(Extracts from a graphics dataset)
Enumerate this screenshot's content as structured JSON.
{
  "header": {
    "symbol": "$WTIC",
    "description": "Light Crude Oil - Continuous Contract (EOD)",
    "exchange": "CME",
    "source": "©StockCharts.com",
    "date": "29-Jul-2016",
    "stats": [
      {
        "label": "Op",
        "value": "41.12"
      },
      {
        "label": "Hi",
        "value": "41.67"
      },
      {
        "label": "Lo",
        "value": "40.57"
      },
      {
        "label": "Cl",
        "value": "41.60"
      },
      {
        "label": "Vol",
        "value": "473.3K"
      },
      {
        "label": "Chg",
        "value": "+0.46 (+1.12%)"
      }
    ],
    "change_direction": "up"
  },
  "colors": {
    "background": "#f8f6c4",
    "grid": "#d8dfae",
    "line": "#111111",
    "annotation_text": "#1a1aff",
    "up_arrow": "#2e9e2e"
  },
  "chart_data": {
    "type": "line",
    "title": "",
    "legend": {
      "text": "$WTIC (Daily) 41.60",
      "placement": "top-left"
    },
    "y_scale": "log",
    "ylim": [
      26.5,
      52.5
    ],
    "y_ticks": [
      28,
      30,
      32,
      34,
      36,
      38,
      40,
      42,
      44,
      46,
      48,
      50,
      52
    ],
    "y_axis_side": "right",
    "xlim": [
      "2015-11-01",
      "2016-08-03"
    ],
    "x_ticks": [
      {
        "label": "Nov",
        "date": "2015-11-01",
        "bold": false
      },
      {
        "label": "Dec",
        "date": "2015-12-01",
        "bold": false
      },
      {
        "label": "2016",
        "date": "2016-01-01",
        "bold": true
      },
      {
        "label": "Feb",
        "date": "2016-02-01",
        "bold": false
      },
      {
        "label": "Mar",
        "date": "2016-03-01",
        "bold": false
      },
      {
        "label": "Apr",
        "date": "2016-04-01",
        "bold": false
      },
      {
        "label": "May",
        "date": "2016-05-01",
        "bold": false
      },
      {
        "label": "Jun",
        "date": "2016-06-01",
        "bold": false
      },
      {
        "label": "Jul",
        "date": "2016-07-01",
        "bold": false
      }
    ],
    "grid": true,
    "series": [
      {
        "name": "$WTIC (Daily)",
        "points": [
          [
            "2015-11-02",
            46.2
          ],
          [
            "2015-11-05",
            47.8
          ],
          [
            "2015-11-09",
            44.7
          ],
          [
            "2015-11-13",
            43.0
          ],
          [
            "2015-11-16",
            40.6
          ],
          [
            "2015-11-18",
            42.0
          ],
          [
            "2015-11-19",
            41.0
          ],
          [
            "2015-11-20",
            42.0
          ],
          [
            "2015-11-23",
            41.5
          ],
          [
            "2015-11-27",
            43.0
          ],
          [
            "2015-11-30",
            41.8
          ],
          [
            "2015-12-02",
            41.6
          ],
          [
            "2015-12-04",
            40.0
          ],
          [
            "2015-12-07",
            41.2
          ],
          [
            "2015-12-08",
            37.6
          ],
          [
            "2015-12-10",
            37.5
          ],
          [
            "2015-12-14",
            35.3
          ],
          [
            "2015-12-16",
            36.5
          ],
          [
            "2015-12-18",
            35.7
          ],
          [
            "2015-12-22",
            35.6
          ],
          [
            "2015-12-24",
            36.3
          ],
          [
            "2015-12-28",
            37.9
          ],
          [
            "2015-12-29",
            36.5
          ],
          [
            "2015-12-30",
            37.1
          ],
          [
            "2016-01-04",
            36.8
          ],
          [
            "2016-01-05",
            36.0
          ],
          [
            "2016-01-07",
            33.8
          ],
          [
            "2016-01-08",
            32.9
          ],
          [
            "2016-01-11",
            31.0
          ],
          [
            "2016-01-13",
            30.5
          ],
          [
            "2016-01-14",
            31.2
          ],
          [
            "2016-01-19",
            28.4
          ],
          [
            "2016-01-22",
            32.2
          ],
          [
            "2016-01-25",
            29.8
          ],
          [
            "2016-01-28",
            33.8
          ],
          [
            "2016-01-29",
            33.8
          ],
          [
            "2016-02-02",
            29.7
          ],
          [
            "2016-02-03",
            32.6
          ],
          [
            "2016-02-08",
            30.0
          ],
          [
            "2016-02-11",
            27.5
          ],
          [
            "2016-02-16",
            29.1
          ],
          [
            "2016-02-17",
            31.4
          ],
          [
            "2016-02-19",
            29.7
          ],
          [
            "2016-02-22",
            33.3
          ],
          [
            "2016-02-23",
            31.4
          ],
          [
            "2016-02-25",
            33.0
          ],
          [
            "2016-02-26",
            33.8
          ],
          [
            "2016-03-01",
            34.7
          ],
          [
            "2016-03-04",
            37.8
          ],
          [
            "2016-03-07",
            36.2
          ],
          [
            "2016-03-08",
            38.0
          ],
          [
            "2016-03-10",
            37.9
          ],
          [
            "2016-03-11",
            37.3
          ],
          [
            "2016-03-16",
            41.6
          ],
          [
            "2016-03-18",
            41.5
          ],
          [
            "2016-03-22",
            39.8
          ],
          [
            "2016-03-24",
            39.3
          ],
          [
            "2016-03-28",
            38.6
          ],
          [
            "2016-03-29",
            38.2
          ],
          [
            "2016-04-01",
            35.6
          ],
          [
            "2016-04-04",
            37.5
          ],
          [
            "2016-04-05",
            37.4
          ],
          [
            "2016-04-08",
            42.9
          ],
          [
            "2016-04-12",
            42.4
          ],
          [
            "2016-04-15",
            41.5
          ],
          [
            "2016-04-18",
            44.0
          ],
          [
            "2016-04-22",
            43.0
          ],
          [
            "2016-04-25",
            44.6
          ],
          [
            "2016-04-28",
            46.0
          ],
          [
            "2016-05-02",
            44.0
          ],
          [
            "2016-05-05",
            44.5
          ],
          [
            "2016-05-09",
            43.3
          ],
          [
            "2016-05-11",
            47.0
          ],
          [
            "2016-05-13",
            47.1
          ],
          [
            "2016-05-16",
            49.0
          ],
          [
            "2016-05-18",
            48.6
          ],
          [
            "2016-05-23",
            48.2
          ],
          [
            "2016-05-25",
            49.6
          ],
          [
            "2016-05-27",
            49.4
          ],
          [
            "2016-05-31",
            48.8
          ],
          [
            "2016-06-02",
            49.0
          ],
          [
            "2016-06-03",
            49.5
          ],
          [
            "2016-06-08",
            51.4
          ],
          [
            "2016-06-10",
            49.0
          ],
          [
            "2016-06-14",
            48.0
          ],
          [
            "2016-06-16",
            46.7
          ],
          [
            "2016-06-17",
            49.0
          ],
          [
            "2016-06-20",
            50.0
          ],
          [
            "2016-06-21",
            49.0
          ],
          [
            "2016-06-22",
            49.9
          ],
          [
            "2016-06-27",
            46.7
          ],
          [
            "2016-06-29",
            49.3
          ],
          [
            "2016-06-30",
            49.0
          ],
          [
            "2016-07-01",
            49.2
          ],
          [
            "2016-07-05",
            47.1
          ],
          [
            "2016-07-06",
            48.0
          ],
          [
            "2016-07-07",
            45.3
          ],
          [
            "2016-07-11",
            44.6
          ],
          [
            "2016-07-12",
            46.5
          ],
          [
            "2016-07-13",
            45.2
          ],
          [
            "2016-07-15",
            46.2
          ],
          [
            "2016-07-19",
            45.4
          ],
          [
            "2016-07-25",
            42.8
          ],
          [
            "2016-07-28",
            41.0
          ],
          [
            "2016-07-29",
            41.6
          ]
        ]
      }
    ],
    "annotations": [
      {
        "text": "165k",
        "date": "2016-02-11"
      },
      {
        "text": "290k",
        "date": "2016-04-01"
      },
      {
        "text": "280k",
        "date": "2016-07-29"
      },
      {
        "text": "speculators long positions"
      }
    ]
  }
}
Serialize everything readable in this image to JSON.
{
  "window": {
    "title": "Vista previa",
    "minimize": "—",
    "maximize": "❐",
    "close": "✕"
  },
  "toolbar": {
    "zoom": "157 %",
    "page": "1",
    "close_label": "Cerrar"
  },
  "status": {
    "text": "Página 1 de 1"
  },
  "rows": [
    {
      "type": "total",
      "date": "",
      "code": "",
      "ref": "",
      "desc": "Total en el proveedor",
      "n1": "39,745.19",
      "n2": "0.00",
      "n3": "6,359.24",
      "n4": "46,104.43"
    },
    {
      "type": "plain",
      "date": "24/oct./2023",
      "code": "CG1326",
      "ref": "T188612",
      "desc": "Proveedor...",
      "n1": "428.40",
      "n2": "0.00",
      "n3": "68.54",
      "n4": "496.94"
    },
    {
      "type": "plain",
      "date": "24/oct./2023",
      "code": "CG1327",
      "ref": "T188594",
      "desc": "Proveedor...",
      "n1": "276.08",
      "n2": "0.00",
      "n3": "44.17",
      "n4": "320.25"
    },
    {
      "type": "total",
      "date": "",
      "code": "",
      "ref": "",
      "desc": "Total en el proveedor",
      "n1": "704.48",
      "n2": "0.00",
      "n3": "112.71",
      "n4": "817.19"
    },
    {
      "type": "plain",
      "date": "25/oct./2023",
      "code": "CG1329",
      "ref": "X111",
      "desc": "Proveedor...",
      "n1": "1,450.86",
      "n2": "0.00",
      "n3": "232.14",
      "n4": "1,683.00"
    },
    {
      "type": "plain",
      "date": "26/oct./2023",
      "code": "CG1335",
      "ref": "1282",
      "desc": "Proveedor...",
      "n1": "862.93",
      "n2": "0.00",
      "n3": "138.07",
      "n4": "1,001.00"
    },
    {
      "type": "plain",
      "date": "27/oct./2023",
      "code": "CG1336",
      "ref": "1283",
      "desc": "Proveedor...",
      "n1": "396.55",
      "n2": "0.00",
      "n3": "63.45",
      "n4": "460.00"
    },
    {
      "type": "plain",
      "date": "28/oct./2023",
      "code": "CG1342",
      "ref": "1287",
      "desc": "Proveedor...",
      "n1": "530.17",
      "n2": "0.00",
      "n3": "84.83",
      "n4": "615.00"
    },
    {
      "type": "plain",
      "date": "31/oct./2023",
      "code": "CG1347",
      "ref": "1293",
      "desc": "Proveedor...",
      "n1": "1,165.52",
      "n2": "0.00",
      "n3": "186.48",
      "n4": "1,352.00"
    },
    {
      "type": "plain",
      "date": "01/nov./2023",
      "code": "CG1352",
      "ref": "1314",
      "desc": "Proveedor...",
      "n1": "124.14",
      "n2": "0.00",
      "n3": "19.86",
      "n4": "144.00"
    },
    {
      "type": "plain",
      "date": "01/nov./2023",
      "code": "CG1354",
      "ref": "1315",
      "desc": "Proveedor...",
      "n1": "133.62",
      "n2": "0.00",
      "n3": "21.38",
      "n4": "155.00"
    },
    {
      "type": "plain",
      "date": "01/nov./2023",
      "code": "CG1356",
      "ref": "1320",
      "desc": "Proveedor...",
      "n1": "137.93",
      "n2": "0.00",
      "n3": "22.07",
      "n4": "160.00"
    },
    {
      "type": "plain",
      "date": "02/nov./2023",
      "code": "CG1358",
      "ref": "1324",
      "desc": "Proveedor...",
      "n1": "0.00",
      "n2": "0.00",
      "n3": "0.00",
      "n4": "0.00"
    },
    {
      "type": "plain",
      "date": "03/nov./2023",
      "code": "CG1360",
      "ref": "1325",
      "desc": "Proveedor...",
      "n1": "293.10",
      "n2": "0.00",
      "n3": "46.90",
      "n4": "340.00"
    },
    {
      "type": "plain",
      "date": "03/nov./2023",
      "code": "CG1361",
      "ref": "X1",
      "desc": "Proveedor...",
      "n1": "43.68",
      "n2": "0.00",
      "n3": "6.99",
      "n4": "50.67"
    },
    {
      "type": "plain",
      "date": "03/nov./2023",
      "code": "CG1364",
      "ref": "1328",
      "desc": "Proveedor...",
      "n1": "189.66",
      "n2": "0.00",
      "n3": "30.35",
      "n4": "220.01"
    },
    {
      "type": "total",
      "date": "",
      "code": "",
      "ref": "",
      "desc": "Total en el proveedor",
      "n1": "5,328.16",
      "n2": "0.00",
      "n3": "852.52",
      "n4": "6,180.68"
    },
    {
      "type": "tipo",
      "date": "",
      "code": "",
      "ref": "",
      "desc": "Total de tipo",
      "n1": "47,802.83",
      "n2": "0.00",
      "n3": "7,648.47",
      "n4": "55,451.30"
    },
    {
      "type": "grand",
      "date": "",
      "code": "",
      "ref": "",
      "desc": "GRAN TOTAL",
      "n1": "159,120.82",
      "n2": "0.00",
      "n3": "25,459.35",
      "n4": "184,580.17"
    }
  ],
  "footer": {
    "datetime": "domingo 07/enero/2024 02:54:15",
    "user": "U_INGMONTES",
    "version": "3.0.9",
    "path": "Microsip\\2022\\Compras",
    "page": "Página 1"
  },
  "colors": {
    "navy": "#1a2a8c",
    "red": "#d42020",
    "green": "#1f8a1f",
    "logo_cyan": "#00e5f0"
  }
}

Goal: How many of these lines contain "WTIC"? Write only the number.

Solution to this problem: 3